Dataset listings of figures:
++++++++++

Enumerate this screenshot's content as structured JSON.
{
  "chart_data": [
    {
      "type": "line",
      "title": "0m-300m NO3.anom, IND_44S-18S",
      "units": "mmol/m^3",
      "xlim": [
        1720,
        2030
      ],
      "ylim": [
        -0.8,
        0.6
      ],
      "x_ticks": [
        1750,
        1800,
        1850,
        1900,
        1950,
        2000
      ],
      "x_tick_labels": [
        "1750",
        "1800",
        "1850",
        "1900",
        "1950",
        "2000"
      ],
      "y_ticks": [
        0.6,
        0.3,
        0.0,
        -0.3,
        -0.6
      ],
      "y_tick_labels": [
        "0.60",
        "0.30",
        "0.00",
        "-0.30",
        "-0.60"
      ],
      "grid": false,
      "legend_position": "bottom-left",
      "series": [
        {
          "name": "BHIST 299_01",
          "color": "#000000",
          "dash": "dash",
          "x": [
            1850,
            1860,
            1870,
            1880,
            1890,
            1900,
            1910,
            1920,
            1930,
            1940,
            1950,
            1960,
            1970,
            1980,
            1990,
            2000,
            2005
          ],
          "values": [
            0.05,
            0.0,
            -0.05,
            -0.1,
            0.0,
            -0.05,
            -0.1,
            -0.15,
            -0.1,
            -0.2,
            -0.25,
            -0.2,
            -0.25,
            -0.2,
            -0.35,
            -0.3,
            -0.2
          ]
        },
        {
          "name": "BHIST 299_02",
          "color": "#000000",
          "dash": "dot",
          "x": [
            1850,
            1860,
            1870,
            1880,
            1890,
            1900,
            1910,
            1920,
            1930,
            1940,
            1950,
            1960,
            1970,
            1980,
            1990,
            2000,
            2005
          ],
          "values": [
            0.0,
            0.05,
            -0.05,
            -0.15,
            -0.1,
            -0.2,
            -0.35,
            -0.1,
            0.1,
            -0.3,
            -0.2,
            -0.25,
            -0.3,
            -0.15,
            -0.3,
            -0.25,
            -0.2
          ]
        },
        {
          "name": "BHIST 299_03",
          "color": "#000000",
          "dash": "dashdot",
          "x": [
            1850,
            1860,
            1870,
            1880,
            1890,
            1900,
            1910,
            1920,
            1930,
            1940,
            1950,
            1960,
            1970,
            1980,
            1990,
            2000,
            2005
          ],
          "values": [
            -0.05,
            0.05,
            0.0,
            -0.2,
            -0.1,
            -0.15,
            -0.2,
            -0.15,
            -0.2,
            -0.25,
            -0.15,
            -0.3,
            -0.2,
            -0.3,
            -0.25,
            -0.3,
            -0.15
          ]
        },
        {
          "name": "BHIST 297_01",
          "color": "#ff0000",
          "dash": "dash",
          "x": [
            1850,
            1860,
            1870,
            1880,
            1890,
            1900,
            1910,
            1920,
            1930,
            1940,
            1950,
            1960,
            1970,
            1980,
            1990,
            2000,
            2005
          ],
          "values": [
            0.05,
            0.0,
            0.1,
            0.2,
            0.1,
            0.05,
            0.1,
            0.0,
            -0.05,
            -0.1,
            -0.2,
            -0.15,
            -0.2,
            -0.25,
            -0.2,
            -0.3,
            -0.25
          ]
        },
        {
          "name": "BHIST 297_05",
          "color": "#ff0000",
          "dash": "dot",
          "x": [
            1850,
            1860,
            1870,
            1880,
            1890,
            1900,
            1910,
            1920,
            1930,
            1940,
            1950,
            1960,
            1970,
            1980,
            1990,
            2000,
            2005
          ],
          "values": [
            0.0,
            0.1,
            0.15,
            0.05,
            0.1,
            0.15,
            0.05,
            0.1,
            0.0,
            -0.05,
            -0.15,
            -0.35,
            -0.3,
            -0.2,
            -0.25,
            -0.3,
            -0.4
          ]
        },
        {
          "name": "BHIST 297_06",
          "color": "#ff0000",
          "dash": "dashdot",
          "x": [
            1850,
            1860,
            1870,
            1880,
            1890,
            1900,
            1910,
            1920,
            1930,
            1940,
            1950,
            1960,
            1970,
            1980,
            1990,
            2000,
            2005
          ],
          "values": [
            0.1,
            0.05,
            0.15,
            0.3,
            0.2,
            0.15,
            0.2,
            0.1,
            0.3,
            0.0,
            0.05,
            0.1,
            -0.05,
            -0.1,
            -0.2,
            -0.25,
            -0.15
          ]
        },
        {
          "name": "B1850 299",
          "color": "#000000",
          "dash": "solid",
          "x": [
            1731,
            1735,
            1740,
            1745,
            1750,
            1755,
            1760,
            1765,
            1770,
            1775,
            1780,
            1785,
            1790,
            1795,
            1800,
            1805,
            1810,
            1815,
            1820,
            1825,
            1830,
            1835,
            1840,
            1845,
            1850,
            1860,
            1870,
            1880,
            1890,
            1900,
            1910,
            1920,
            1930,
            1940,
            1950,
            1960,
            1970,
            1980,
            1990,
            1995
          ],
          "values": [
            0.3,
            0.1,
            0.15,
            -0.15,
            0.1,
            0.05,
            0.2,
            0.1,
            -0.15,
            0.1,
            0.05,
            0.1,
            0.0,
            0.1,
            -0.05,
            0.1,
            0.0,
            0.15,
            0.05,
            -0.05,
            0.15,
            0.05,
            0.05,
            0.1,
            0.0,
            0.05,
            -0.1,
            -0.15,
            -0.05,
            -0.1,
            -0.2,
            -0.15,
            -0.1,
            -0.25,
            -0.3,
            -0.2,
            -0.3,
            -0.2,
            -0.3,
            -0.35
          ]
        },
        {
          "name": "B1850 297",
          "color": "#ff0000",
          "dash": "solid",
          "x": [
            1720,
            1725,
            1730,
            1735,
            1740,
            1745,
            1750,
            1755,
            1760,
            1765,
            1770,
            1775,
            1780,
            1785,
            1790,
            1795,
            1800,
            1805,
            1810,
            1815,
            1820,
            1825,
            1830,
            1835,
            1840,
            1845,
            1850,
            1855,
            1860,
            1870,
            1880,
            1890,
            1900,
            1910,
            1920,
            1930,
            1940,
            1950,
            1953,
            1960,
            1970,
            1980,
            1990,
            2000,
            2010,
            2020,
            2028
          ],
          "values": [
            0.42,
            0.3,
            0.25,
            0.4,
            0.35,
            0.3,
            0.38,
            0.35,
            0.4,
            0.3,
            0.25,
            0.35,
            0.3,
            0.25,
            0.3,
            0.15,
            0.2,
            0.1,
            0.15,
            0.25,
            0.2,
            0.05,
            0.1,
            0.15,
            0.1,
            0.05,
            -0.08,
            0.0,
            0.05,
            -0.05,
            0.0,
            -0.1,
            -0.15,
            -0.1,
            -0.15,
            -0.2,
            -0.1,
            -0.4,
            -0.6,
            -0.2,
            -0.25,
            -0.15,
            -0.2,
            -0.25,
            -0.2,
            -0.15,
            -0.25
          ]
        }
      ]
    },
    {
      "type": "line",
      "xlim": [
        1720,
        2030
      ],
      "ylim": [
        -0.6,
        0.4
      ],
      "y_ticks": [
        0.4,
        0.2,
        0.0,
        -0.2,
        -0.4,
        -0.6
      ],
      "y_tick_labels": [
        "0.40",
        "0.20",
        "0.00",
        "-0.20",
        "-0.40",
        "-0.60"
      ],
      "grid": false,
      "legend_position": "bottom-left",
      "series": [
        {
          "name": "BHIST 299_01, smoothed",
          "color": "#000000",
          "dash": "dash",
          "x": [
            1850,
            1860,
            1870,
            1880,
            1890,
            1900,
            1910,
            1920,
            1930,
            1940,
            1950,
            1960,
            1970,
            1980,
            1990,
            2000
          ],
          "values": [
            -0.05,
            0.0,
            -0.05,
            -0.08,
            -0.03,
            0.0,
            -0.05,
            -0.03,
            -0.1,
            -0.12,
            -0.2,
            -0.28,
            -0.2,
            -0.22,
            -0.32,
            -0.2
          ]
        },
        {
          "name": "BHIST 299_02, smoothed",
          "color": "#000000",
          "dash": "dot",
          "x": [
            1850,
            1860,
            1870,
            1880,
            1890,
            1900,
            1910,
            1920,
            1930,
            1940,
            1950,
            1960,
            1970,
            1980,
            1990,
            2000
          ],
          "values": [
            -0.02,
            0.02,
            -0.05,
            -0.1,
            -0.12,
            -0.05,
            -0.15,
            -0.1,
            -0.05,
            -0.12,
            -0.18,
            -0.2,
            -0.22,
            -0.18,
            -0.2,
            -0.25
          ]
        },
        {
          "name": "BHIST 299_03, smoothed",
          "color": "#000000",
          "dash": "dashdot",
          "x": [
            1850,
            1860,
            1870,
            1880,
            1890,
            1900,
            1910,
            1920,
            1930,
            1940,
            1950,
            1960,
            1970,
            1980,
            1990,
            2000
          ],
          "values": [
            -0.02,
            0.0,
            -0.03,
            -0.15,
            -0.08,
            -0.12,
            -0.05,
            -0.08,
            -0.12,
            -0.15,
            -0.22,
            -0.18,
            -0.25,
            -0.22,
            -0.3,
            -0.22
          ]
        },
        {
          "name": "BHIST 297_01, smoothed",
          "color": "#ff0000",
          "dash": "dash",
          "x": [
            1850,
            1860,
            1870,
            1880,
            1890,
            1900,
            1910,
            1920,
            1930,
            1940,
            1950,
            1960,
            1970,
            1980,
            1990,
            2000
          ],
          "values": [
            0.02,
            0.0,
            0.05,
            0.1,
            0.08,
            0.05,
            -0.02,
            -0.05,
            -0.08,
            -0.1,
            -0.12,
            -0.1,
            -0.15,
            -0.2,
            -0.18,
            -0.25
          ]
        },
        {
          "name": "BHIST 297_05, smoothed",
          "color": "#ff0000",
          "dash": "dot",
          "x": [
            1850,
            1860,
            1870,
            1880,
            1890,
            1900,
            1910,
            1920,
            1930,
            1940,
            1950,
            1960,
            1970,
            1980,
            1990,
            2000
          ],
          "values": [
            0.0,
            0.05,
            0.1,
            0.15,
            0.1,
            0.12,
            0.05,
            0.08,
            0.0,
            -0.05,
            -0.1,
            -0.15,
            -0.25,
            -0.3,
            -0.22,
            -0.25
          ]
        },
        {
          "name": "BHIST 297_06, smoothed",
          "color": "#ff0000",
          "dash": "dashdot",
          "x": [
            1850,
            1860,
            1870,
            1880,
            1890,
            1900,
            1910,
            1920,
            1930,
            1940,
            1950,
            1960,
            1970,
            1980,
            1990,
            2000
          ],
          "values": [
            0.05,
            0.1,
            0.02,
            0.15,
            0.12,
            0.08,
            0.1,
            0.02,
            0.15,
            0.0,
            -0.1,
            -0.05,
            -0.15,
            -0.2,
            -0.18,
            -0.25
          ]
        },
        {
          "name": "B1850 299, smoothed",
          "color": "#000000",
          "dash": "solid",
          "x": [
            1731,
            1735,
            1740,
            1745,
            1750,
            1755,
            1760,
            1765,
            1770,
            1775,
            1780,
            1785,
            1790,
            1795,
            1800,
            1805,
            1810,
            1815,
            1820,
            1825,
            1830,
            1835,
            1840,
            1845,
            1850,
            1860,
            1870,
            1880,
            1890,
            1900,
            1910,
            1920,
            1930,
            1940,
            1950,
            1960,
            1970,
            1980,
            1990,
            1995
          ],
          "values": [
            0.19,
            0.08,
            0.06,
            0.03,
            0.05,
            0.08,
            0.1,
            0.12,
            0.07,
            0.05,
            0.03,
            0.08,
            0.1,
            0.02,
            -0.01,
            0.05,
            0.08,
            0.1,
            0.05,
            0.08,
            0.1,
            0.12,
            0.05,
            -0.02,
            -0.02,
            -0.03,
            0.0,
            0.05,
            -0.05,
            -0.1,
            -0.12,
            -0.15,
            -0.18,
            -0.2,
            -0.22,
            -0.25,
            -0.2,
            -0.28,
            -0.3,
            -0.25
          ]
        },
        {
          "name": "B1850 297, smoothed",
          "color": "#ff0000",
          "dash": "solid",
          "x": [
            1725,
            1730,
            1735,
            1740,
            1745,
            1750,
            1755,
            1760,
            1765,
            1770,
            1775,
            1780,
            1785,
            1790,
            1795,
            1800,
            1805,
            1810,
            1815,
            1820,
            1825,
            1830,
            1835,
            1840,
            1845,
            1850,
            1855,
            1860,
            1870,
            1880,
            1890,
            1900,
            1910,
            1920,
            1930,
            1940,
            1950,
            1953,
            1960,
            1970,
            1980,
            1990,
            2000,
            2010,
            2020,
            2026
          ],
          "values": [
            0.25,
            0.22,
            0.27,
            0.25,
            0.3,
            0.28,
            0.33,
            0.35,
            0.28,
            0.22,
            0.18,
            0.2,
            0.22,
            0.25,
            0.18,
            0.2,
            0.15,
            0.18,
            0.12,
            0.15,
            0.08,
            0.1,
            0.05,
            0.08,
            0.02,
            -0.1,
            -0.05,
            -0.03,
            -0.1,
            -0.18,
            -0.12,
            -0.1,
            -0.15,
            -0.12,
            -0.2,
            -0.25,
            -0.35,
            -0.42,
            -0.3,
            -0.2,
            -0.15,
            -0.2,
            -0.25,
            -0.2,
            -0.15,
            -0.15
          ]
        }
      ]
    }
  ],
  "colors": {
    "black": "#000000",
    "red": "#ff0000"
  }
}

++++++++++

--- EXERCISE DIRECTIONS ---
Reproduce each line from the records that contains the word "smoothed".

--- FINISHED EXERCISE ---
          "name": "BHIST 299_01, smoothed",
          "name": "BHIST 299_02, smoothed",
          "name": "BHIST 299_03, smoothed",
          "name": "BHIST 297_01, smoothed",
          "name": "BHIST 297_05, smoothed",
          "name": "BHIST 297_06, smoothed",
          "name": "B1850 299, smoothed",
          "name": "B1850 297, smoothed",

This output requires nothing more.